Two hours of pushing sounds like a lot, and it is, but pushing was a million times better than not. This was something I could do to fight back. In those seconds where I would get my breath back to start a new push, the pain was crushing. So I pushed back.
In the movies, they say, "I can see the head!" and then whoosh! the baby is out. No. That baby's head was just chilling out in my vagina for a half hour, easy. The midwife said I could put my hand down and touch it, which I did, and it was too weird. They wheeled a mirror over so I could see. I thanked them and asked them to take it away again.
Time goes strange in the delivery room. There was a clock on the wall, so I could do the subtraction and tell you how long it had been. But it felt like minutes, and it felt like years. I counted time by the signs that the midwife was preparing for the delivery. The nurse wheeled in a table of instruments. Part of the bed at my feet was removed. A ceiling panel was removed and a giant spotlight pulled down. A group of pediatricians arrived and began setting up in the anteroom in case of emergency. I could tell we were nearly there, but I had no concept of when it would be over.

┄┄┄┄┄┄

- [Exercise instructions]:
- A) Transcribe the part of the childbirth account that begins with the words containing "Two hours of" and ends with "it away again.".
- B) Decide whether each statement agrees with the childbirth account, and back each yes or no with the deciding words quoted from it: (i) the pushing went on for two hours; (ii) the narrator kept the mirror in place to watch the delivery; (iii) the delivery room had no clock.
- C) Write the next part of the childbirth account, starting after its last sentence.
The listing after the childbirth account has nothing to do with what is asked here.

┄┄┄┄┄┄

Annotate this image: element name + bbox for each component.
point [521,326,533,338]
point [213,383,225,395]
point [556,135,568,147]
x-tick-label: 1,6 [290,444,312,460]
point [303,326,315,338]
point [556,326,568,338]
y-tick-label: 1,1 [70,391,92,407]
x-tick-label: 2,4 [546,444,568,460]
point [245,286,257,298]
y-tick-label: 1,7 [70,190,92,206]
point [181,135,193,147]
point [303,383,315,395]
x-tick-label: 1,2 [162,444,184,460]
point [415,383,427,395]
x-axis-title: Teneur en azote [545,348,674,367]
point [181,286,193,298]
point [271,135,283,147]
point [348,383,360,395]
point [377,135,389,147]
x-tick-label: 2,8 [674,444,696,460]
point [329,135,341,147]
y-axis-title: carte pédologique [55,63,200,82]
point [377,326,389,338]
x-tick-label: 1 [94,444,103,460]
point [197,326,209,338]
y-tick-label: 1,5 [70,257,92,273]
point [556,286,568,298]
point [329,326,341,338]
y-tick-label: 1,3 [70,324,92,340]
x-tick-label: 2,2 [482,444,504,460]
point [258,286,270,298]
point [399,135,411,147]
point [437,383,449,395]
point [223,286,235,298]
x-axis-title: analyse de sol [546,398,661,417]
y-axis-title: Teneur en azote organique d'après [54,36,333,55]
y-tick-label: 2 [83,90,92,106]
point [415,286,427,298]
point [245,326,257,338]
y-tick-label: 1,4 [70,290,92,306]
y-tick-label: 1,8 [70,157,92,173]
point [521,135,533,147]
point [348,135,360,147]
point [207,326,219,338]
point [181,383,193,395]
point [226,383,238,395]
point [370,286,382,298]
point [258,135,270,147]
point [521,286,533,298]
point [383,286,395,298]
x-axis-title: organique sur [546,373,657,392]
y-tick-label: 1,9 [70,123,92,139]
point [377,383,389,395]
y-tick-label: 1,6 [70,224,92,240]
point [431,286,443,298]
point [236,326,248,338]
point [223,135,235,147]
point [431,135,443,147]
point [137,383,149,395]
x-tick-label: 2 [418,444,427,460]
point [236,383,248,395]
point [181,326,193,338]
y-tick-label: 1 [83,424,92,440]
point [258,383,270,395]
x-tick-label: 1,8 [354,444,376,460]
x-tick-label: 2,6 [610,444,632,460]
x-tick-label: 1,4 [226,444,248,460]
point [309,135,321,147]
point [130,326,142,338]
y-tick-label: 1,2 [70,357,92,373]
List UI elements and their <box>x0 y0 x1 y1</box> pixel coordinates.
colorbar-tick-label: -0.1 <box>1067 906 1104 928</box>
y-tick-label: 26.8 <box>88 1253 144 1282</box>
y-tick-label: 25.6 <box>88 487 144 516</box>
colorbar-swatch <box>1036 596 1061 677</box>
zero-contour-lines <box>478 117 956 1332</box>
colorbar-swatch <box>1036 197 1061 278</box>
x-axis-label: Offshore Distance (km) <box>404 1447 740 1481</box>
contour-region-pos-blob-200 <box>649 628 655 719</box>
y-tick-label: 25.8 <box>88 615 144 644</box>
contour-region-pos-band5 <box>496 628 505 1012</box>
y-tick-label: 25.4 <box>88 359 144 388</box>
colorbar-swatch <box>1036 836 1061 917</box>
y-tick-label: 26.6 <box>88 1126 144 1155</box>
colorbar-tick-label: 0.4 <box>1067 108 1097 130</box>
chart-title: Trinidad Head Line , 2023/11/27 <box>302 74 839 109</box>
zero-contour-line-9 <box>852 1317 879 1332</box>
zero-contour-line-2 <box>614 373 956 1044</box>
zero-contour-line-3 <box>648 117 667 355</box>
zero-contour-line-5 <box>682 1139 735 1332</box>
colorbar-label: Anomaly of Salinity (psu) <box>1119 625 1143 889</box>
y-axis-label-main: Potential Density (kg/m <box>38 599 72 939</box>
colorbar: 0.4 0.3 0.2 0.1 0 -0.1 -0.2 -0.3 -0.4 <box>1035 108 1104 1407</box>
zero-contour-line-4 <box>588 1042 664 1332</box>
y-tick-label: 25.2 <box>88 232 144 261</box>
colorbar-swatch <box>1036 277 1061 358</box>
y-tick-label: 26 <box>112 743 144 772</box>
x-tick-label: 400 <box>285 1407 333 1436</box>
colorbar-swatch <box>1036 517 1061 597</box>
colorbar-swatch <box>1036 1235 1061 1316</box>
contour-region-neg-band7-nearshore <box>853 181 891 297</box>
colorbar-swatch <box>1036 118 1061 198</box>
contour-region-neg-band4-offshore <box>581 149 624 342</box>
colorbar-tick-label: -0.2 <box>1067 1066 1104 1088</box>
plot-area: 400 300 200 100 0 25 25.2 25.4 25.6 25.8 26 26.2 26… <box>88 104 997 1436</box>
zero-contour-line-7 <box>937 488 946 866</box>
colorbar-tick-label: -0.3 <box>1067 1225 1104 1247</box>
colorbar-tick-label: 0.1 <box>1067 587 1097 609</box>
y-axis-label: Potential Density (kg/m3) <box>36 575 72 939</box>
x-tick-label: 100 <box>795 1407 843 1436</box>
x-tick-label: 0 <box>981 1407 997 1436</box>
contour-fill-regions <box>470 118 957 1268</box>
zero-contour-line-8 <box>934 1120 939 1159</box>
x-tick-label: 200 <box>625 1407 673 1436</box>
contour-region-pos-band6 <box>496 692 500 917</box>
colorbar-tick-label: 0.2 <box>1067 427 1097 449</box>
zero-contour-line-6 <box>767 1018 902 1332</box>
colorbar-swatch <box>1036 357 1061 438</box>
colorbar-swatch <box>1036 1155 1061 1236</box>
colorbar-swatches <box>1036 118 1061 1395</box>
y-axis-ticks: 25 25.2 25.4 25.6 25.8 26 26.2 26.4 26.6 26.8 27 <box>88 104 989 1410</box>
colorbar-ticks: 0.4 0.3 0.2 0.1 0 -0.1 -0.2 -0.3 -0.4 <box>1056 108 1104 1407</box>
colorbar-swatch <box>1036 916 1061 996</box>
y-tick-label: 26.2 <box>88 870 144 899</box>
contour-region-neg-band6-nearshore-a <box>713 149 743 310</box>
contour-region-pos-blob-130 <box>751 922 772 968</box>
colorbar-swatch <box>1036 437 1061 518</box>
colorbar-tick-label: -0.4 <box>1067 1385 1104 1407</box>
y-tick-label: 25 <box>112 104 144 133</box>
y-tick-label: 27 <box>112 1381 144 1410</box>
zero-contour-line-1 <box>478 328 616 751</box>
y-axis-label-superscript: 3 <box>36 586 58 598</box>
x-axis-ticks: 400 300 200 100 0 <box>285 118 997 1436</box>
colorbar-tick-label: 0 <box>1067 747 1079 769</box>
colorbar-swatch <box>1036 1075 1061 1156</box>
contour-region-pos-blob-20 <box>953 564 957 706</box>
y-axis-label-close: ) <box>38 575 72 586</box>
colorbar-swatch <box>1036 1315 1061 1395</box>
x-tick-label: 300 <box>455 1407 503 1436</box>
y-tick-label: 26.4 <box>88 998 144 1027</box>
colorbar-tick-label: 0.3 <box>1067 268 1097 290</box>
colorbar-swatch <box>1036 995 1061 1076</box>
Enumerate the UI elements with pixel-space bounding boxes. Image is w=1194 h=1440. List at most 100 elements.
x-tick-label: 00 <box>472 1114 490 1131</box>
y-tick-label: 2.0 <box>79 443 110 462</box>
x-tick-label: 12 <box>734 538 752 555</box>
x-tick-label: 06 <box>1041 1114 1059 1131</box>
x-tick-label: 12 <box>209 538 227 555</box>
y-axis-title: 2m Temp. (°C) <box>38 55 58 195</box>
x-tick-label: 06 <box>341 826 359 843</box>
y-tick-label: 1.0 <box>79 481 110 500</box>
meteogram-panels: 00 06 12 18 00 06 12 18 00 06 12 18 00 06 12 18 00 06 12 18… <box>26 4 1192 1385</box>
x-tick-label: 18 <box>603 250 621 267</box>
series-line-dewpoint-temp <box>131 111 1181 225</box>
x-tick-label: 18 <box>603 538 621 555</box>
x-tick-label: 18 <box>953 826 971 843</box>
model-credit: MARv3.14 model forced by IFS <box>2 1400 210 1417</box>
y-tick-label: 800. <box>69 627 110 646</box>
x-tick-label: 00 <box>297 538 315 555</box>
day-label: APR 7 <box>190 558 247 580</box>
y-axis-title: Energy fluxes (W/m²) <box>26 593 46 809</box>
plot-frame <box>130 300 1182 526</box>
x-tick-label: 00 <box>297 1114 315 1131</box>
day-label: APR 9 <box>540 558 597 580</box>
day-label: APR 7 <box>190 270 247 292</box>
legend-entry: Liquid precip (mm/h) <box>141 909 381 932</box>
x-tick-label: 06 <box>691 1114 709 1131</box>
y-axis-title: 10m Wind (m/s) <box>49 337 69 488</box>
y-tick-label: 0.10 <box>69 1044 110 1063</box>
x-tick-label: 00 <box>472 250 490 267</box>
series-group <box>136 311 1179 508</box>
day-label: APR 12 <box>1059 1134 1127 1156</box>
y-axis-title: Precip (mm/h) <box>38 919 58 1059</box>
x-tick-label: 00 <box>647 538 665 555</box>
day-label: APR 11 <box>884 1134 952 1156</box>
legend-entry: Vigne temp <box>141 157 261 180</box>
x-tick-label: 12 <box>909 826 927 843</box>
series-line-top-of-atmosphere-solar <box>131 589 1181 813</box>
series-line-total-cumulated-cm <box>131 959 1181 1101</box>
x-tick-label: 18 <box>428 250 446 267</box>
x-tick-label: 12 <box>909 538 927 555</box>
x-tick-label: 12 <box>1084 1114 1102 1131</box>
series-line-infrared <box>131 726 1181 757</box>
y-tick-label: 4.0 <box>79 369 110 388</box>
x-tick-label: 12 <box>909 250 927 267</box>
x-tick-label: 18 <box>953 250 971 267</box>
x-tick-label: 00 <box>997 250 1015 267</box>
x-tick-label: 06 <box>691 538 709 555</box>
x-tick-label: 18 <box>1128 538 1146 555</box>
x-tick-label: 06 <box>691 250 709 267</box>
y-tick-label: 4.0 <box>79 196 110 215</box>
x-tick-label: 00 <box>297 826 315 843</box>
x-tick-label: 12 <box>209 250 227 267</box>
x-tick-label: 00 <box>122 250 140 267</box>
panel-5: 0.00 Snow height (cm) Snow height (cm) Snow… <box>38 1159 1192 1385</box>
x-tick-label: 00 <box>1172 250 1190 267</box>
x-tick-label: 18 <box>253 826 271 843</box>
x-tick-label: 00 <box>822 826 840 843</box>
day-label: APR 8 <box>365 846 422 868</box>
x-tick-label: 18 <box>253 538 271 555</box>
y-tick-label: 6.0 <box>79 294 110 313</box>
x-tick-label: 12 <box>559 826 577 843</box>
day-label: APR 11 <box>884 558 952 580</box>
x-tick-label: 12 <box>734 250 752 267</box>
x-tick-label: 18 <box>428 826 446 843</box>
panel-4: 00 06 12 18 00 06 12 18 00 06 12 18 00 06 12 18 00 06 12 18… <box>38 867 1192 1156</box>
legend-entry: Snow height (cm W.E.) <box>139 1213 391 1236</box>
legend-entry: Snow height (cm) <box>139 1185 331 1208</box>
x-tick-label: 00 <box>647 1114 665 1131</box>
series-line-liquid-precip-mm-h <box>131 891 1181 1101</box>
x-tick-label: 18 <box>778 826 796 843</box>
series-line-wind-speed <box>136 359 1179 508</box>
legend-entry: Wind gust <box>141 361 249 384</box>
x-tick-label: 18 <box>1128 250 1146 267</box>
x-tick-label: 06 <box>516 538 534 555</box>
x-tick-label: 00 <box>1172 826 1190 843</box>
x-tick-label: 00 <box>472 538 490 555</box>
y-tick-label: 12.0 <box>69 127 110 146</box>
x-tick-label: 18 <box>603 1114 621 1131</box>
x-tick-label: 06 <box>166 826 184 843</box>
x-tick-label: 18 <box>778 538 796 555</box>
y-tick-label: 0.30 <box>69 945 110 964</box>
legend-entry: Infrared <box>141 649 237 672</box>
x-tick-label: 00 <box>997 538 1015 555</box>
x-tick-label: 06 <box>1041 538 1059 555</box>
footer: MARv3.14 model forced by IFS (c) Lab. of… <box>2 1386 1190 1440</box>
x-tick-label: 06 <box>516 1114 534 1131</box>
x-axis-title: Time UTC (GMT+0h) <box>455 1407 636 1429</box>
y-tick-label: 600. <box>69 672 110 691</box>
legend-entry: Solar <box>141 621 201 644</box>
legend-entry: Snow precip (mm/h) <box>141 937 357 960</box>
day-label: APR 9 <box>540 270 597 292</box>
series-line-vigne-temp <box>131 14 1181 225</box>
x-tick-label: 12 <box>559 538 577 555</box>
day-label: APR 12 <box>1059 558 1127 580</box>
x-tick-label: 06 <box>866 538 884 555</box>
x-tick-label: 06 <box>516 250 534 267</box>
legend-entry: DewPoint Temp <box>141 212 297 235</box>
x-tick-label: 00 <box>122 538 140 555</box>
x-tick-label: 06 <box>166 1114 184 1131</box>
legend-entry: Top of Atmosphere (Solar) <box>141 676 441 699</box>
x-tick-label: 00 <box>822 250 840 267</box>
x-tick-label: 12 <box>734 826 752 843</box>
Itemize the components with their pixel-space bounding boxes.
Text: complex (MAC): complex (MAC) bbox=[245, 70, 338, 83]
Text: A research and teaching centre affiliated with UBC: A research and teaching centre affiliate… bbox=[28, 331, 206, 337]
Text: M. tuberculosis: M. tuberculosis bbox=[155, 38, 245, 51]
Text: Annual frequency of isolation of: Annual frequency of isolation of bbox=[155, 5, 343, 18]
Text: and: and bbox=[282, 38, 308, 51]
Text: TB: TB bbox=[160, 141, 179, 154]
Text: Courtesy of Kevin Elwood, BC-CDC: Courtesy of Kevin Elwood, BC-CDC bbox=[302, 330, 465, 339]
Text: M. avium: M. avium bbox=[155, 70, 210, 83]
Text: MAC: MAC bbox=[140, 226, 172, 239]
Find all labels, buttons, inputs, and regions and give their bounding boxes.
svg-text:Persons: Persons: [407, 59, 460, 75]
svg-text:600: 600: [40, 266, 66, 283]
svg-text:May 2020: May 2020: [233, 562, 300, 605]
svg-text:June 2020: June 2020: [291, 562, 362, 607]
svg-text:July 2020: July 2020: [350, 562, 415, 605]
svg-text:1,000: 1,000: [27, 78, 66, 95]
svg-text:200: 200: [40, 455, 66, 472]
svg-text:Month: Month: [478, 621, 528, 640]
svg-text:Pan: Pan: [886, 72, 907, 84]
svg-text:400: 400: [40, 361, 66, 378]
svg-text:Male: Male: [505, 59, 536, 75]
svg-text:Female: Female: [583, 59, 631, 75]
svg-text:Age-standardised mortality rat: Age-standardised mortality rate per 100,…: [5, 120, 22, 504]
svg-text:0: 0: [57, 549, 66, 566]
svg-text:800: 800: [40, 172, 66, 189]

┄┄┄┄┄┄

- [Answers to the exercises]:
- A)
Two hours of pushing sounds like a lot, and it is, but pushing was a million times better than not. This was something I could do to fight back. In those seconds where I would get my breath back to start a new push, the pain was crushing. So I pushed back.
In the movies, they say, "I can see the head!" and then whoosh! the baby is out. No. That baby's head was just chilling out in my vagina for a half hour, easy. The midwife said I could put my hand down and touch it, which I did, and it was too weird. They wheeled a mirror over so I could see. I thanked them and asked them to take it away again.

- B)
(i) Yes: "Two hours of pushing sounds like a lot, and it is"
(ii) No: "I thanked them and asked them to take it away again."
(iii) No: "There was a clock on the wall"

- C)
So when at last, at last, there was a baby, it seemed oddly sudden. There was a little cry, and the pediatricians smiled, packed their things, and left. The midwife handed the tiny, wiggly, goo-covered person to me. The umbilical cord was blocking my view, so Josh had to tell me that I had a daughter. I had a Susanna.
I held my little girl while cleanup and damage control went on below my waist (so. much. blood). Josh took some pictures of the squinting new person, then emailed them to family. When the midwife and the nurses were done, they dimmed the lights and our new little family was left alone. Josh collapsed on the couch in the corner, but Susanna and I were wide awake. I held her to my chest, skin to skin. She made gentle snuffly noises and blinked in the light of her first day. I could've watched the expressions flicker across her tiny face all day. So it was you, I thought. It's been you in there all along.
I can imagine the scene at my parents' house when the email arrived. One of my mom's favorite things to do is tell people good news. I can hear her talking in excited not-really-whispers about her daughter's new daughter while my dad sings "Oh! Susanna." She told Grandmother and showed her the picture. Maybe she got to tell her a few times.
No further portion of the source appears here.